**YOUR OBJECTIVE:**
Omit the pictures, please, and give each record below again exactly.

**INFORMATION SUPPLIED:**

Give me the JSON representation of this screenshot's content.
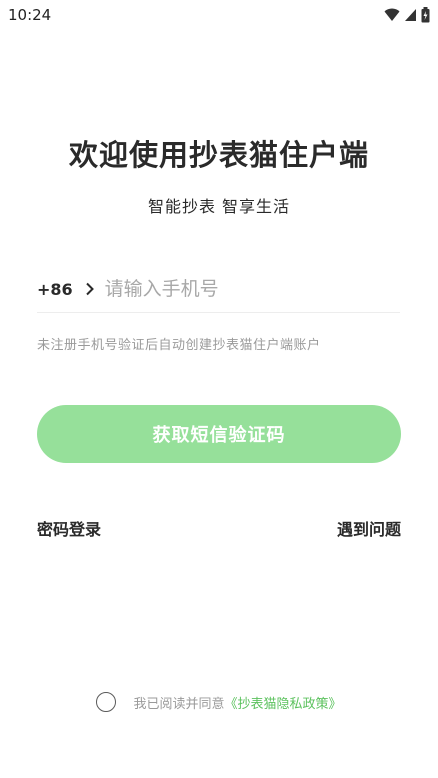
{
  "status_bar": {
    "time": "10:24",
    "icons": [
      "wifi-icon",
      "signal-icon",
      "battery-icon"
    ]
  },
  "header": {
    "title": "欢迎使用抄表猫住户端",
    "subtitle": "智能抄表  智享生活"
  },
  "login_form": {
    "country_code": "+86",
    "phone_placeholder": "请输入手机号",
    "phone_value": "",
    "hint": "未注册手机号验证后自动创建抄表猫住户端账户",
    "sms_button_label": "获取短信验证码"
  },
  "links": {
    "password_login": "密码登录",
    "help": "遇到问题"
  },
  "agreement": {
    "checked": false,
    "text": "我已阅读并同意",
    "policy_link": "《抄表猫隐私政策》"
  },
  "colors": {
    "accent": "#96e09a",
    "link": "#5cc25e"
  }
}
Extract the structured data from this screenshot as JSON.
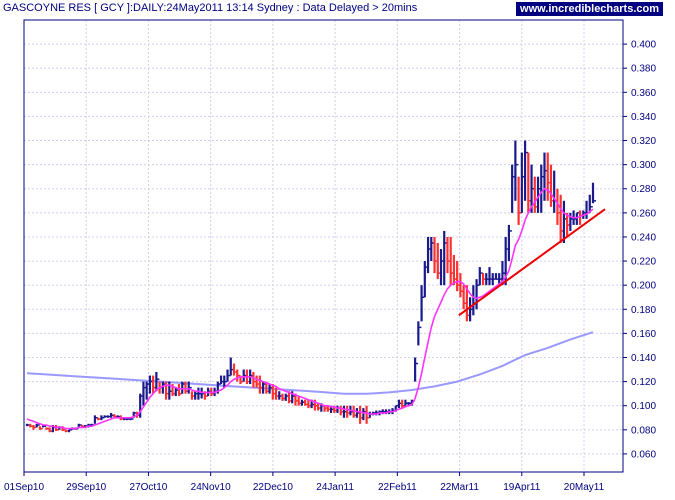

**WRITTEN SOLUTION:**
Give me the JSON representation of this screenshot's content.
{
  "status_bar": {
    "time": "10:24",
    "icons": [
      "wifi-icon",
      "signal-icon",
      "battery-icon"
    ]
  },
  "header": {
    "title": "欢迎使用抄表猫住户端",
    "subtitle": "智能抄表  智享生活"
  },
  "login_form": {
    "country_code": "+86",
    "phone_placeholder": "请输入手机号",
    "phone_value": "",
    "hint": "未注册手机号验证后自动创建抄表猫住户端账户",
    "sms_button_label": "获取短信验证码"
  },
  "links": {
    "password_login": "密码登录",
    "help": "遇到问题"
  },
  "agreement": {
    "checked": false,
    "text": "我已阅读并同意",
    "policy_link": "《抄表猫隐私政策》"
  },
  "colors": {
    "accent": "#96e09a",
    "link": "#5cc25e"
  }
}
Extract the structured data from this screenshot as JSON.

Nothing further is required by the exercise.